**Available records**
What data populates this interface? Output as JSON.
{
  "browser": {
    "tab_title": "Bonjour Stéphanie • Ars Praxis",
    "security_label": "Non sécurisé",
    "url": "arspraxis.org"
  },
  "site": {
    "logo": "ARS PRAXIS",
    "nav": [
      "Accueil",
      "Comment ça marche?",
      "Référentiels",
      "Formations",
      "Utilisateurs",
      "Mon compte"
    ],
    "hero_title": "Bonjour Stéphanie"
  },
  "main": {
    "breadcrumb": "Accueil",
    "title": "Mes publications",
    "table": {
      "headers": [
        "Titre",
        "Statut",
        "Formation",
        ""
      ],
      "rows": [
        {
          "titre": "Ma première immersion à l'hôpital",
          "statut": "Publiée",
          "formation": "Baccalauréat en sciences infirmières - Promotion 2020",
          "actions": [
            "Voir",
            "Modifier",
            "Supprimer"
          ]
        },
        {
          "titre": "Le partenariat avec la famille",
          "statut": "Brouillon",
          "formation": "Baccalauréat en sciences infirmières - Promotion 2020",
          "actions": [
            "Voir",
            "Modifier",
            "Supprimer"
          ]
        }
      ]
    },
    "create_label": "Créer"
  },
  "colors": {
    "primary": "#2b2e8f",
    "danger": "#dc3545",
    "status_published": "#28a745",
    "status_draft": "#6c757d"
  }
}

**Direction**
Extract every entry above as it appears.

**Response to this exercise**
What data populates this interface? Output as JSON.
{
  "browser": {
    "tab_title": "Bonjour Stéphanie • Ars Praxis",
    "security_label": "Non sécurisé",
    "url": "arspraxis.org"
  },
  "site": {
    "logo": "ARS PRAXIS",
    "nav": [
      "Accueil",
      "Comment ça marche?",
      "Référentiels",
      "Formations",
      "Utilisateurs",
      "Mon compte"
    ],
    "hero_title": "Bonjour Stéphanie"
  },
  "main": {
    "breadcrumb": "Accueil",
    "title": "Mes publications",
    "table": {
      "headers": [
        "Titre",
        "Statut",
        "Formation",
        ""
      ],
      "rows": [
        {
          "titre": "Ma première immersion à l'hôpital",
          "statut": "Publiée",
          "formation": "Baccalauréat en sciences infirmières - Promotion 2020",
          "actions": [
            "Voir",
            "Modifier",
            "Supprimer"
          ]
        },
        {
          "titre": "Le partenariat avec la famille",
          "statut": "Brouillon",
          "formation": "Baccalauréat en sciences infirmières - Promotion 2020",
          "actions": [
            "Voir",
            "Modifier",
            "Supprimer"
          ]
        }
      ]
    },
    "create_label": "Créer"
  },
  "colors": {
    "primary": "#2b2e8f",
    "danger": "#dc3545",
    "status_published": "#28a745",
    "status_draft": "#6c757d"
  }
}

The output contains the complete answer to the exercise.